#### What needs to be done
In the entries below, how many lines include "bbadis"? Reply with the number and nothing more.

#### Exercise input
-.-.-

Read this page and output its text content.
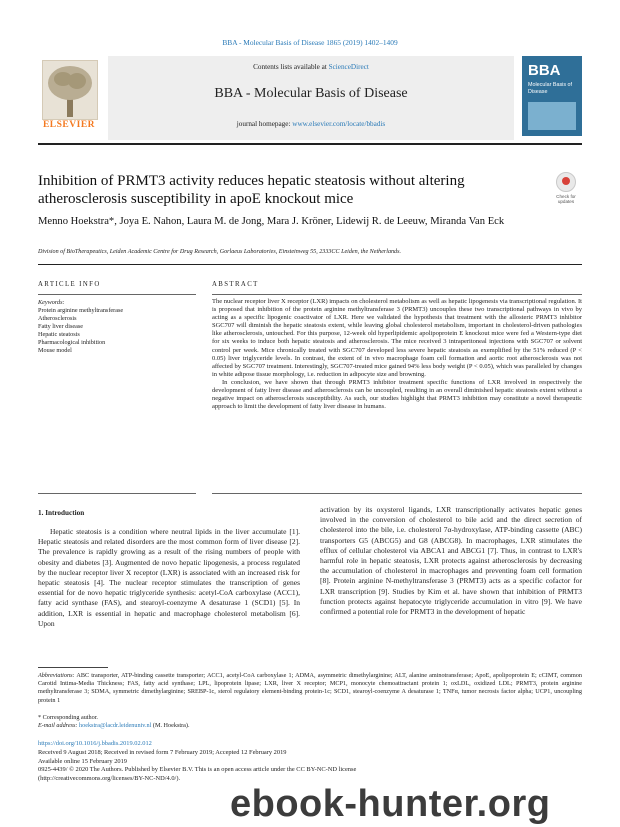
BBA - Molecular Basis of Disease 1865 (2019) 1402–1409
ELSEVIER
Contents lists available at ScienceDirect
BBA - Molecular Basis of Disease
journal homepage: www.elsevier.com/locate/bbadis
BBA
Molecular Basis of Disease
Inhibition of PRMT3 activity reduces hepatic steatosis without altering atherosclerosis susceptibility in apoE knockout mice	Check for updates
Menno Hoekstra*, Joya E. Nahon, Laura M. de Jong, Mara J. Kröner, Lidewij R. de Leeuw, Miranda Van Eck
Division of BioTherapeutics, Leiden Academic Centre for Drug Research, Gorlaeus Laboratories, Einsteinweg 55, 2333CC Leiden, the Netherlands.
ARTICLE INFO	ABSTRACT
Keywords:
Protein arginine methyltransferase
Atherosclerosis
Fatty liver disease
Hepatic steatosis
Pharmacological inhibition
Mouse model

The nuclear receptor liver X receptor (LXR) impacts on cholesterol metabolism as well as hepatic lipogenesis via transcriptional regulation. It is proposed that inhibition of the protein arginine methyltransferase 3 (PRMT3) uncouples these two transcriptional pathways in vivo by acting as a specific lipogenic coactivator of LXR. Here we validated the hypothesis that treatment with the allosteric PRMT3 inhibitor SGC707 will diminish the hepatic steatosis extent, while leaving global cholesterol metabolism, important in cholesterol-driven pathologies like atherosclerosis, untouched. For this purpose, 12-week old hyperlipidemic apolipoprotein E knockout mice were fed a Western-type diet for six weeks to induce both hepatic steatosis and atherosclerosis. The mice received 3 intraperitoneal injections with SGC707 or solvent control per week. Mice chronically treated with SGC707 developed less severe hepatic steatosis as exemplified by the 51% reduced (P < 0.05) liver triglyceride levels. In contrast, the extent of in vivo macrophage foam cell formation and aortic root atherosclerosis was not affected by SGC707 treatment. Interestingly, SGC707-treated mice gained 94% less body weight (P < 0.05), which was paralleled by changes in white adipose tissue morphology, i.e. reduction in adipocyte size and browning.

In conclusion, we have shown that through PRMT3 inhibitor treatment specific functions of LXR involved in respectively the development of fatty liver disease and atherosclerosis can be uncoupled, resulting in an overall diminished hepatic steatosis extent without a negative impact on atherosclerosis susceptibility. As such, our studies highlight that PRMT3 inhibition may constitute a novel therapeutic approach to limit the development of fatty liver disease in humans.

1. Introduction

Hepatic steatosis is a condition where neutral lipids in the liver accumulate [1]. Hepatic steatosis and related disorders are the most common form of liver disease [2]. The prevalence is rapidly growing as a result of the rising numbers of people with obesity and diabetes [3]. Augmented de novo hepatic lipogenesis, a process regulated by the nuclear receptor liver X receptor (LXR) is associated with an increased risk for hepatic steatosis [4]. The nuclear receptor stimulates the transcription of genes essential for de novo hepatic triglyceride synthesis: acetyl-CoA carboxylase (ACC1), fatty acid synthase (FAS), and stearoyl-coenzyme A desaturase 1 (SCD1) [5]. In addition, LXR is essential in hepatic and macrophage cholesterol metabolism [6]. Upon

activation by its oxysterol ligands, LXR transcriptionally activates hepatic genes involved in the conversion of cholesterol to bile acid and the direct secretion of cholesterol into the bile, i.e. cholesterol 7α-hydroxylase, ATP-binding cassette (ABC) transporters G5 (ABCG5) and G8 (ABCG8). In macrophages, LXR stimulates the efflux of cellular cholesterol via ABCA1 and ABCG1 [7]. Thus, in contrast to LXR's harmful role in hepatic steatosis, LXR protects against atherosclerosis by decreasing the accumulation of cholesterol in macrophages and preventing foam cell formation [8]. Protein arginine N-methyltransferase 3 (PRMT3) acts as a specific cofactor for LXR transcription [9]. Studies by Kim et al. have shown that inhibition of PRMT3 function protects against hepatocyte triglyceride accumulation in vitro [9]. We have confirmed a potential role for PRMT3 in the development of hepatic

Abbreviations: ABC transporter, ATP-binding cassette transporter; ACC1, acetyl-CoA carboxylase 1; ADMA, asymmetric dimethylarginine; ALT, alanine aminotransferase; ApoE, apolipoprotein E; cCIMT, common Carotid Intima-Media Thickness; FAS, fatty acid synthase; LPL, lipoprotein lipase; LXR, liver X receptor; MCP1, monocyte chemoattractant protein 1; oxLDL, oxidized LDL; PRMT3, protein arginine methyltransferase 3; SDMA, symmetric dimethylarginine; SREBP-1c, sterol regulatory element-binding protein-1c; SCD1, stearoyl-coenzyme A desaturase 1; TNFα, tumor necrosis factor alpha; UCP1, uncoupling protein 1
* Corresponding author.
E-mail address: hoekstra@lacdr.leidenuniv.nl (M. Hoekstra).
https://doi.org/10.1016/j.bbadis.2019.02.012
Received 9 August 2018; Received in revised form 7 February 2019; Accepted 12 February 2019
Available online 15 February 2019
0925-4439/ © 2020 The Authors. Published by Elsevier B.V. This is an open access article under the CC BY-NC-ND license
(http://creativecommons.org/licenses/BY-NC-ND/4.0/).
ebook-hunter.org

-.-.-

#### Exercise solution
2